## SHORT TASK
Locate the string "Tuberkels" throughout the material and copy every line in which it occurs.

## Dataset items
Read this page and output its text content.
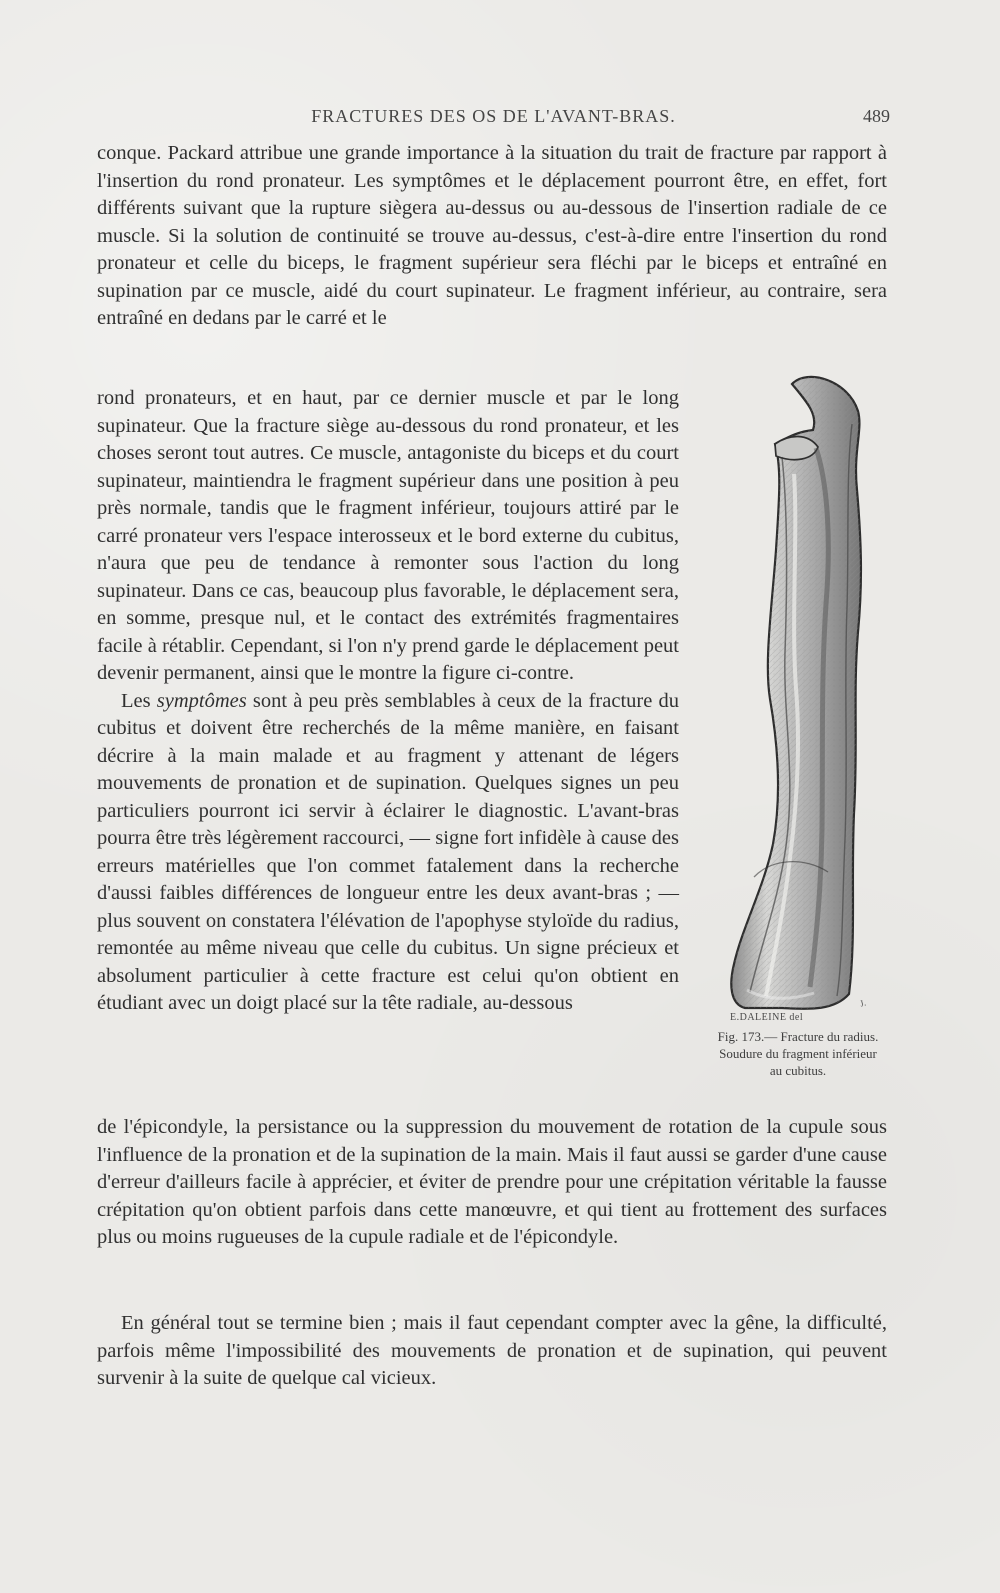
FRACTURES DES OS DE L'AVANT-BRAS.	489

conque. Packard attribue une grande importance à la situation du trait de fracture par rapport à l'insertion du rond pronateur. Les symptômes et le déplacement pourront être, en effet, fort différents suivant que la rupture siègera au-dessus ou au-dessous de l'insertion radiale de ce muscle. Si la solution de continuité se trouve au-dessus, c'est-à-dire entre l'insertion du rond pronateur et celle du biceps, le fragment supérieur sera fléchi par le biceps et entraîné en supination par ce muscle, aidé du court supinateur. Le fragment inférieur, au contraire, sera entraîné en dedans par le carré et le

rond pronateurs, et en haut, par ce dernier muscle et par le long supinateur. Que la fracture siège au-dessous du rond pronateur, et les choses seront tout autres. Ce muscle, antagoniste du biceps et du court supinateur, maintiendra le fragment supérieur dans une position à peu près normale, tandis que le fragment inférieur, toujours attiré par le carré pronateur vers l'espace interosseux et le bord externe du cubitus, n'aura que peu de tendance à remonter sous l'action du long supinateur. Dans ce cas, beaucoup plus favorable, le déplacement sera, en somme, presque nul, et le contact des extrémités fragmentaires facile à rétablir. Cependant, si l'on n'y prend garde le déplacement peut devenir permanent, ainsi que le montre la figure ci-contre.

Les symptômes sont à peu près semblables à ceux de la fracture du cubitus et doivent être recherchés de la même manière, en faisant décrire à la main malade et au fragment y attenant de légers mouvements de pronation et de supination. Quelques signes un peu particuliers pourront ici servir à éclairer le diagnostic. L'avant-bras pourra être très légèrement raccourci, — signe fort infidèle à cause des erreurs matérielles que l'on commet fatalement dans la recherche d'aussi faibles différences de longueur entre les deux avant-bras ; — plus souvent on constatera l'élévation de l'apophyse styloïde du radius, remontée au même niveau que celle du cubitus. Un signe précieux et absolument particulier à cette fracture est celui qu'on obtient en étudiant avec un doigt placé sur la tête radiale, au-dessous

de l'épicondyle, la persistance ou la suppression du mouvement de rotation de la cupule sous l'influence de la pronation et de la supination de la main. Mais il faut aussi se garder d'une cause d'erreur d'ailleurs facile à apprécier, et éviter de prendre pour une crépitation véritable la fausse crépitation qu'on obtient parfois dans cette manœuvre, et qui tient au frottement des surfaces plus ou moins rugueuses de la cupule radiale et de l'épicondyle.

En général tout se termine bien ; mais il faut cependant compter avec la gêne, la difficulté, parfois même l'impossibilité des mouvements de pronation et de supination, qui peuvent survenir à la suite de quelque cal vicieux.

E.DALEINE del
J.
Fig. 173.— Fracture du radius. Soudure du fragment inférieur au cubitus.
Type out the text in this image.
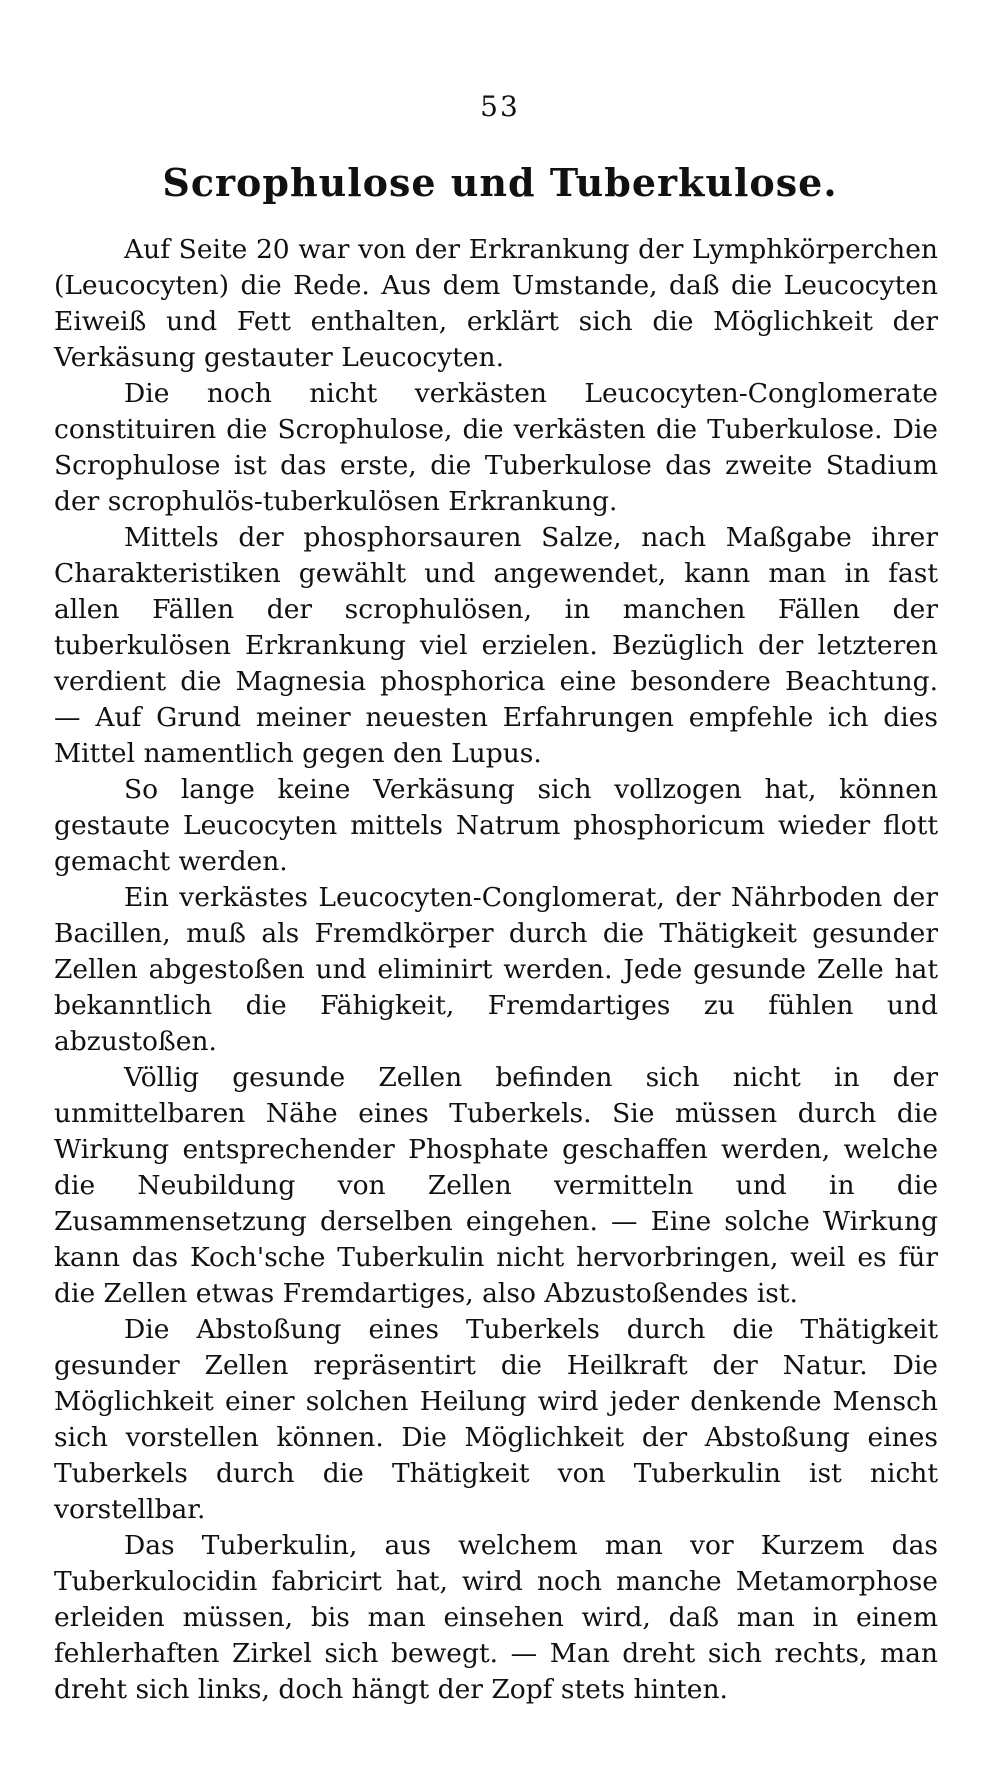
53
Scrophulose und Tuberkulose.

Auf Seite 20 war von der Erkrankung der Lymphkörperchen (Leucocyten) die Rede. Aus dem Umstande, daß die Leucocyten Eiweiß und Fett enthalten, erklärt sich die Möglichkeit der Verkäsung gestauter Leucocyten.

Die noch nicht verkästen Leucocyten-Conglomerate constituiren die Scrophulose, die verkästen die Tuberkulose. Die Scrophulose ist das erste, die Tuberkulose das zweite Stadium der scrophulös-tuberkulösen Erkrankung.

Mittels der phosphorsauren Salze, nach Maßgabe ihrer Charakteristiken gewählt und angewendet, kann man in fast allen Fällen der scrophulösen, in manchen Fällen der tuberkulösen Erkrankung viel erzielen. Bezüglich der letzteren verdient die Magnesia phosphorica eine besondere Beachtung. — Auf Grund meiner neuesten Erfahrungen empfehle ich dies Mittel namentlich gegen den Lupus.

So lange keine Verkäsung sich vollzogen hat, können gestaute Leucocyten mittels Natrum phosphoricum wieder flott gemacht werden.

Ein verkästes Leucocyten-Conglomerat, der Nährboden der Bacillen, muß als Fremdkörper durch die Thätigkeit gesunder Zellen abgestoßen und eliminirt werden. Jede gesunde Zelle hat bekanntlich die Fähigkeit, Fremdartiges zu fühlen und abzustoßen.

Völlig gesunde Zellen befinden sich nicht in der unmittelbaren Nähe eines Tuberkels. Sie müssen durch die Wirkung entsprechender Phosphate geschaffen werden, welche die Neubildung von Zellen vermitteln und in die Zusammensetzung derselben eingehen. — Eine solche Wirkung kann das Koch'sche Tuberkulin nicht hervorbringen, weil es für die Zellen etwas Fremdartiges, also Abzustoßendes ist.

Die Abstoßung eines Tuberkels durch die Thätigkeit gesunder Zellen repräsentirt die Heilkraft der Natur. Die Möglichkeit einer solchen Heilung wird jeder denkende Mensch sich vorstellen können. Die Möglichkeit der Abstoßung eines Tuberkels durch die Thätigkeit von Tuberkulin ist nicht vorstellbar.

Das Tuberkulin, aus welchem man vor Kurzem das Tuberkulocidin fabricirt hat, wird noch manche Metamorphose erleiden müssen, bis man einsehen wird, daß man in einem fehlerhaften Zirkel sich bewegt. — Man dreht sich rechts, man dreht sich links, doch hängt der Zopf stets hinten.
...
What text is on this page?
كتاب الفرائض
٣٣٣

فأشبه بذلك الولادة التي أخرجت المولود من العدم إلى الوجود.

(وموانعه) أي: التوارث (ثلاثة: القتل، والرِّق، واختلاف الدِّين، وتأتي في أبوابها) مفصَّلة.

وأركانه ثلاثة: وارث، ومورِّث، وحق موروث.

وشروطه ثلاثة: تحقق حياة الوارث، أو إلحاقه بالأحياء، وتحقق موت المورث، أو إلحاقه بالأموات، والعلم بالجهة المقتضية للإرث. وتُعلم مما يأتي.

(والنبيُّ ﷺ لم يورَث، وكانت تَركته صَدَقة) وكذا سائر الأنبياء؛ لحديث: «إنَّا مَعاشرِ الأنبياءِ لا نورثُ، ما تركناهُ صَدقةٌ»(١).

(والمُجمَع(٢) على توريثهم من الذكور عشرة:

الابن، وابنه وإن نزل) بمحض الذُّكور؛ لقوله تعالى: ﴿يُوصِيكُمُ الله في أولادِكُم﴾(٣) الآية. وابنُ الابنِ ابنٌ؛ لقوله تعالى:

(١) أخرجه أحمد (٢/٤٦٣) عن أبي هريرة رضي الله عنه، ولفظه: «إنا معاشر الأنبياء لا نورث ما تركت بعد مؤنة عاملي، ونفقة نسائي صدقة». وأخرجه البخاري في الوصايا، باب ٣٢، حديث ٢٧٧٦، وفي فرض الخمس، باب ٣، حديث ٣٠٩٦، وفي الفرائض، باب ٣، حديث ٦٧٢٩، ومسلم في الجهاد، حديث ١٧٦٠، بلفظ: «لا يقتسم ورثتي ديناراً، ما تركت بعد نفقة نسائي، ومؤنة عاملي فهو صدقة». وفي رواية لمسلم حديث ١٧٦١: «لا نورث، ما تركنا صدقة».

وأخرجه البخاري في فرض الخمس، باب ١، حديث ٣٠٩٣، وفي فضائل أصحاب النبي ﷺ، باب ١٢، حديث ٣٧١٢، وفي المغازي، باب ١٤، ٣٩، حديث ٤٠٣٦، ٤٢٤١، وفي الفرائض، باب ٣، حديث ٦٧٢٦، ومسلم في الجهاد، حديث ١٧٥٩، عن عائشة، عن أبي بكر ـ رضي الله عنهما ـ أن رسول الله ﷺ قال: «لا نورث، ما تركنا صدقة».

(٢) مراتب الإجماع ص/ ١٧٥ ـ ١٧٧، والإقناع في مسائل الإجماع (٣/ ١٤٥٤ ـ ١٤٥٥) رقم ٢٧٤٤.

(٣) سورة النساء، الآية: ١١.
--
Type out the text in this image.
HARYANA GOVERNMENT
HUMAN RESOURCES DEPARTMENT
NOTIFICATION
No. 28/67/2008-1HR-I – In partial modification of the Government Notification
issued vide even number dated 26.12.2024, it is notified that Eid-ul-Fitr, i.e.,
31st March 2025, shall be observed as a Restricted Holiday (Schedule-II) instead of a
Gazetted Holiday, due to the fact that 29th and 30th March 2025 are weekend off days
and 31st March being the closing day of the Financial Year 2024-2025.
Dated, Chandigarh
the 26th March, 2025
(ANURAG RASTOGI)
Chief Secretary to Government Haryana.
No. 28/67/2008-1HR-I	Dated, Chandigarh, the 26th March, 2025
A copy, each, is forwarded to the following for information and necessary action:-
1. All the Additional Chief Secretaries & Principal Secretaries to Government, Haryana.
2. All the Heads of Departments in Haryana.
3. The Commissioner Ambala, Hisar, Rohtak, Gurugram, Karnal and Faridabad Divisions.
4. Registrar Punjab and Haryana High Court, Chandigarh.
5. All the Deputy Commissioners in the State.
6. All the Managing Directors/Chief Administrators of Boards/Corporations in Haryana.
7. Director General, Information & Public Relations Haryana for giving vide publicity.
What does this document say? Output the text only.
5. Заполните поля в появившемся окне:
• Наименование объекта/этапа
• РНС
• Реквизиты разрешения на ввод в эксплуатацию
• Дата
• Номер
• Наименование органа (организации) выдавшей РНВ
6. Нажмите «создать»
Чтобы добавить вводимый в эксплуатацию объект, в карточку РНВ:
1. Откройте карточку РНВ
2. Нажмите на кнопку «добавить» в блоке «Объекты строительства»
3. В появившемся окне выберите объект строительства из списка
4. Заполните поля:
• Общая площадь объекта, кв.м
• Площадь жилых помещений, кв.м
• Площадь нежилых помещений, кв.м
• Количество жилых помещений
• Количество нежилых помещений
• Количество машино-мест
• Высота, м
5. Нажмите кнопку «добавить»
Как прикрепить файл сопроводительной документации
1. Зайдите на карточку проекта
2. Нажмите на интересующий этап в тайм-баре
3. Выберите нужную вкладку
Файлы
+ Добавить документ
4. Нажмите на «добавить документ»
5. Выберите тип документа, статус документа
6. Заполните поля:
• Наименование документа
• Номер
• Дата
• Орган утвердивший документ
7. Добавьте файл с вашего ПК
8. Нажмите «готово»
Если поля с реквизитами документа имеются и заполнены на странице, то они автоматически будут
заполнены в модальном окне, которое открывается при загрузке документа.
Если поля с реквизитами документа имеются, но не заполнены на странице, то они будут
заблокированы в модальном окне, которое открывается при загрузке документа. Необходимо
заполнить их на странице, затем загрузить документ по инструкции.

## SOLUTION FOR THIS TASK
Völlig gesunde Zellen befinden sich nicht in der unmittelbaren Nähe eines Tuberkels. Sie müssen durch die Wirkung entsprechender Phosphate geschaffen werden, welche die Neubildung von Zellen vermitteln und in die Zusammensetzung derselben eingehen. — Eine solche Wirkung kann das Koch'sche Tuberkulin nicht hervorbringen, weil es für die Zellen etwas Fremdartiges, also Abzustoßendes ist.
Die Abstoßung eines Tuberkels durch die Thätigkeit gesunder Zellen repräsentirt die Heilkraft der Natur. Die Möglichkeit einer solchen Heilung wird jeder denkende Mensch sich vorstellen können. Die Möglichkeit der Abstoßung eines Tuberkels durch die Thätigkeit von Tuberkulin ist nicht vorstellbar.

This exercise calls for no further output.